Exercise brief.
Scan the records and identify every line in which the string "text" occurs, then return those lines.

[Stored data]
__________________________________________________
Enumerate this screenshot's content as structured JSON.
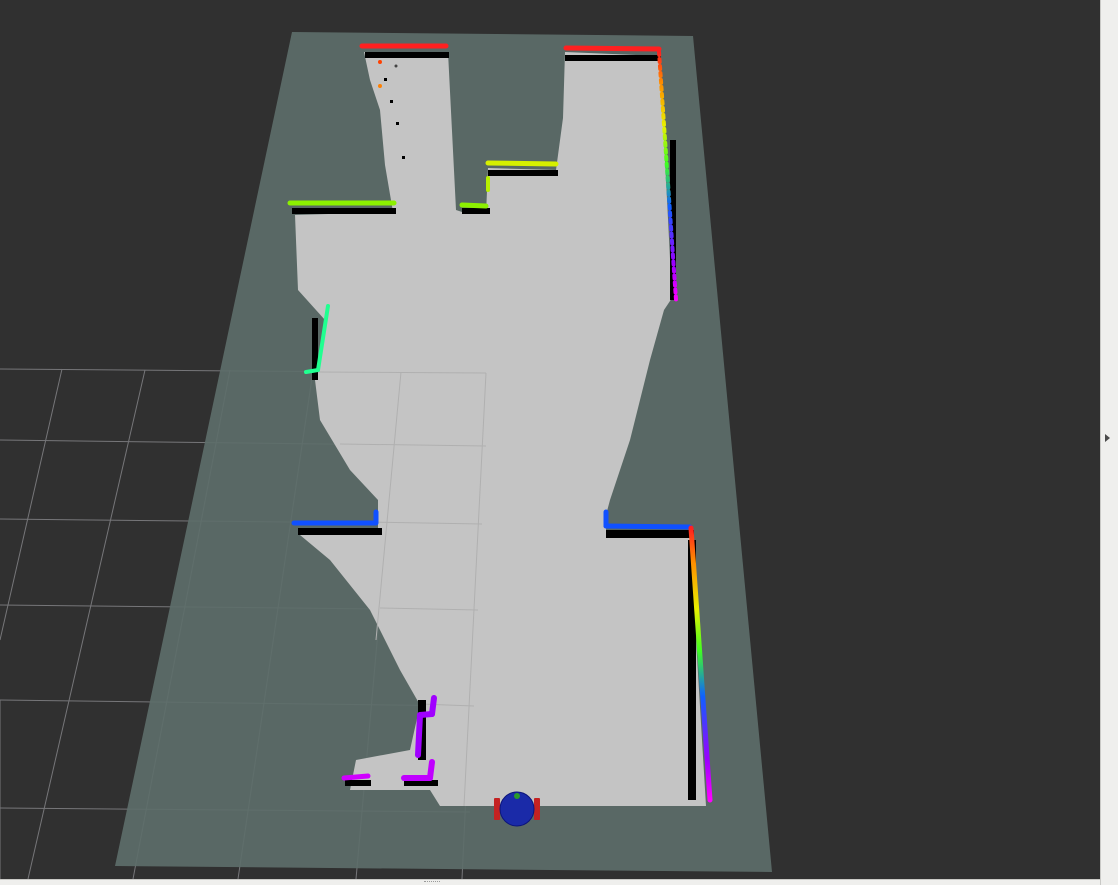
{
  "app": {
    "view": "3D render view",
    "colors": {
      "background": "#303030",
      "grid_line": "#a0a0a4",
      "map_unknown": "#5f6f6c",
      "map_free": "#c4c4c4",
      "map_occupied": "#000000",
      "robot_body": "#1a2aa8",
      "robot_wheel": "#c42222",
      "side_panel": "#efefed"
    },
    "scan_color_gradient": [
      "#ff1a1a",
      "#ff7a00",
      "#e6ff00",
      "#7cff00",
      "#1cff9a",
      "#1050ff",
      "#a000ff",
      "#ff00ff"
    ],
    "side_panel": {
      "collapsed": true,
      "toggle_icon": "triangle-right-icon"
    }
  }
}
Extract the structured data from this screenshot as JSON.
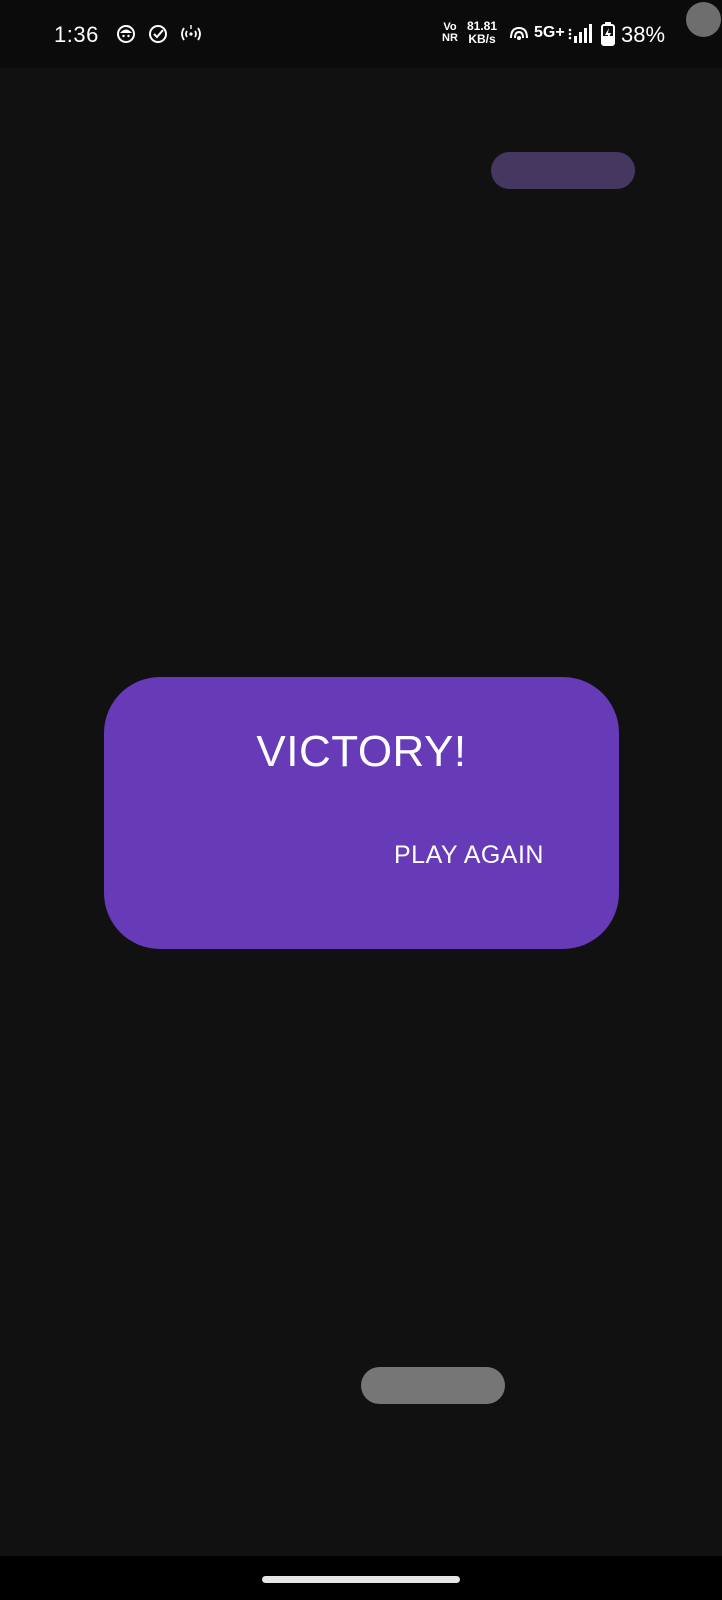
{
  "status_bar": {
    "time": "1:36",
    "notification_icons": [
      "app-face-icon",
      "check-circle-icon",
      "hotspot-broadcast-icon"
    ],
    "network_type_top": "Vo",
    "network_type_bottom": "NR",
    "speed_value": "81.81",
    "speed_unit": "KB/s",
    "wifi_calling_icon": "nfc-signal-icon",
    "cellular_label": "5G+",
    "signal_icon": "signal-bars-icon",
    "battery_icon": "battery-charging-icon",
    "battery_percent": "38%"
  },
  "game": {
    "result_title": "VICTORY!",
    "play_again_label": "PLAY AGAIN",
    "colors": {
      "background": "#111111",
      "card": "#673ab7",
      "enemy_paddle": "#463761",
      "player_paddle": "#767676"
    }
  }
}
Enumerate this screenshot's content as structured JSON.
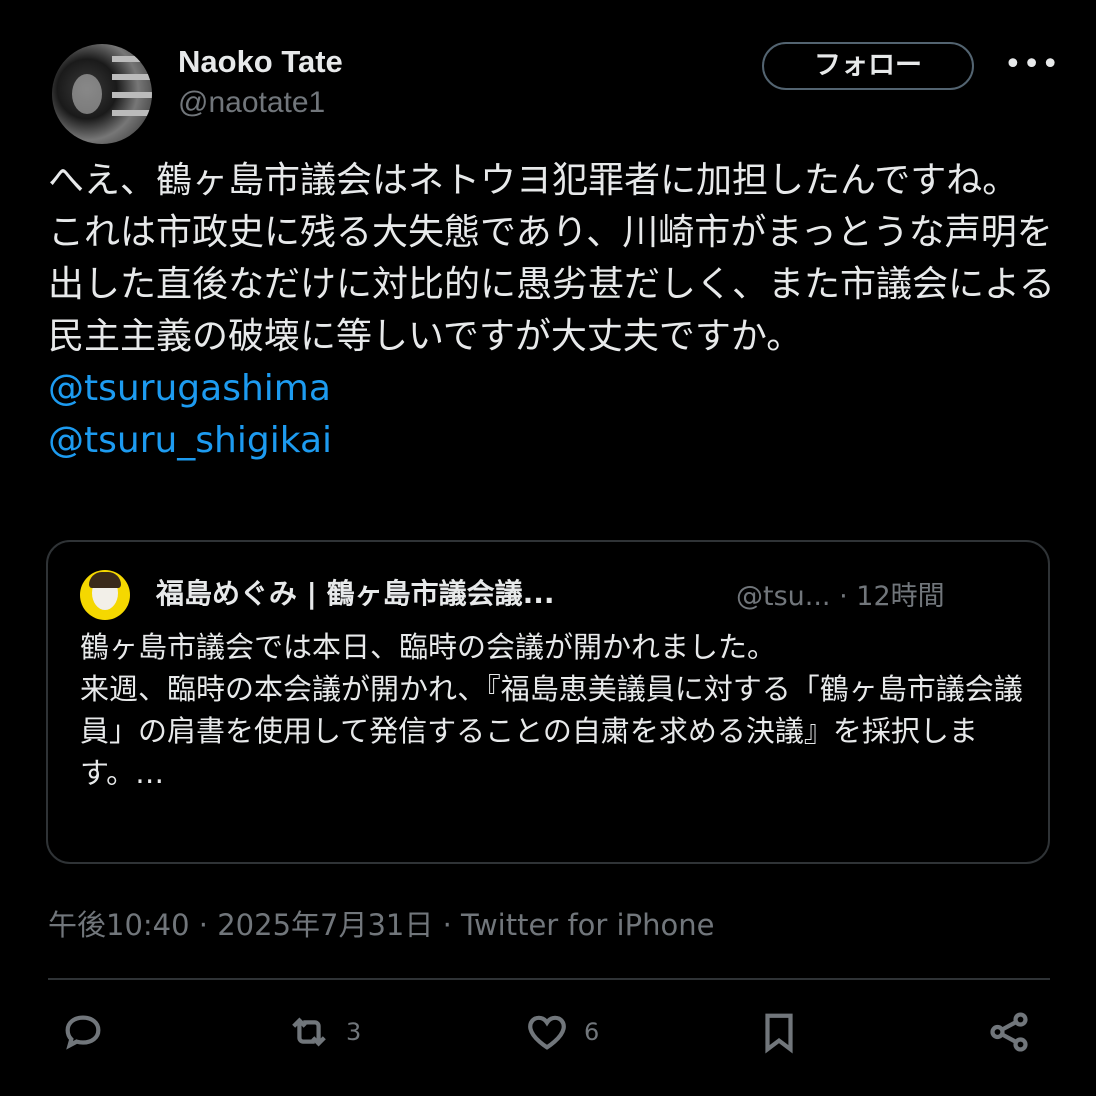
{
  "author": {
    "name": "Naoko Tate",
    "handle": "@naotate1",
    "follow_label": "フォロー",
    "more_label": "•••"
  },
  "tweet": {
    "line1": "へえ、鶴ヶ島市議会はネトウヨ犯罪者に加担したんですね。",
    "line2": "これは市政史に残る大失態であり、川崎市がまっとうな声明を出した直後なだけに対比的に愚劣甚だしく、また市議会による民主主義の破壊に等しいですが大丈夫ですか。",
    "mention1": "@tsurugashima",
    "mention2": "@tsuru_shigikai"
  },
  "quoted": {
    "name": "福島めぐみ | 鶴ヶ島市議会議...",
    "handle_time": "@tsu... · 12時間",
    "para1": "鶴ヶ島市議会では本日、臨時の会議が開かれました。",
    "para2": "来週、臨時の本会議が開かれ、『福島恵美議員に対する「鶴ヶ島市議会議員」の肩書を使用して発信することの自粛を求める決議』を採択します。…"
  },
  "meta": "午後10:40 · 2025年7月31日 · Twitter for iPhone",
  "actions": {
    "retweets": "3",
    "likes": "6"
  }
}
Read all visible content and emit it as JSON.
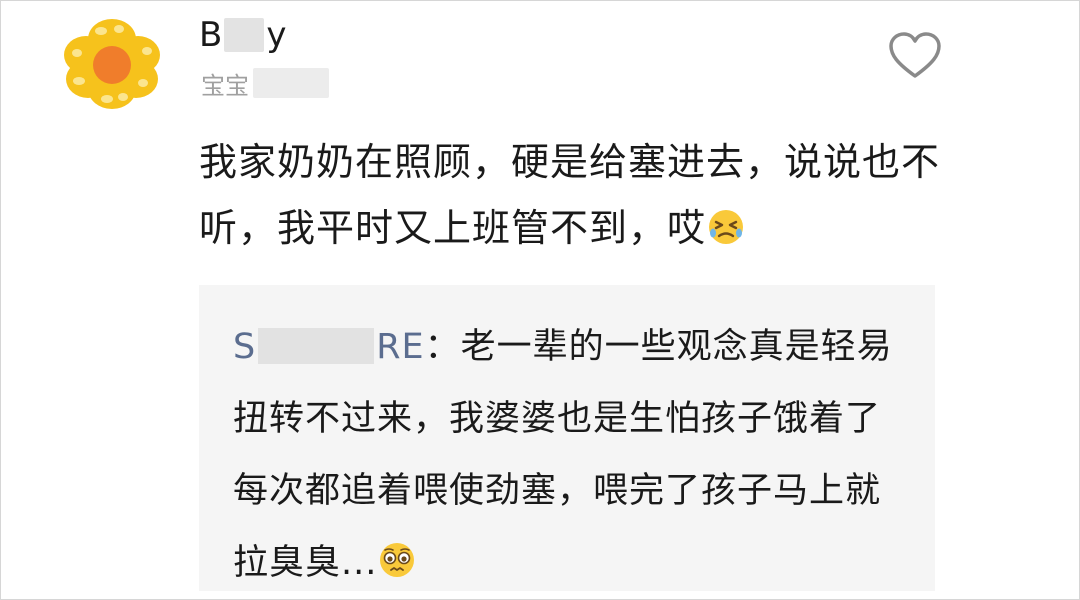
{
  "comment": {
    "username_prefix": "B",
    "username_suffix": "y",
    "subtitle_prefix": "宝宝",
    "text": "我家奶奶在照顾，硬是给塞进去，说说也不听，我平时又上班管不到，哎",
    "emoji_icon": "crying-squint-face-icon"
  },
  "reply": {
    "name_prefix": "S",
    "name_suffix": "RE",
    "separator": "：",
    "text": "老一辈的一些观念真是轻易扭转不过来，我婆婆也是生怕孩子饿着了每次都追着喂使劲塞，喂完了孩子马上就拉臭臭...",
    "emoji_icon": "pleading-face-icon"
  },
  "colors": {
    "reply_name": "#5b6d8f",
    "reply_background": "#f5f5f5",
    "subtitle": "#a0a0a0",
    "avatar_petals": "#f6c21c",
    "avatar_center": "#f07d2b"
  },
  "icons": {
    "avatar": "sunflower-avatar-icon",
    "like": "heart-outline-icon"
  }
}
__________________________________________________
Problem solution.
    "text": "我家奶奶在照顾，硬是给塞进去，说说也不听，我平时又上班管不到，哎",
    "text": "老一辈的一些观念真是轻易扭转不过来，我婆婆也是生怕孩子饿着了每次都追着喂使劲塞，喂完了孩子马上就拉臭臭...",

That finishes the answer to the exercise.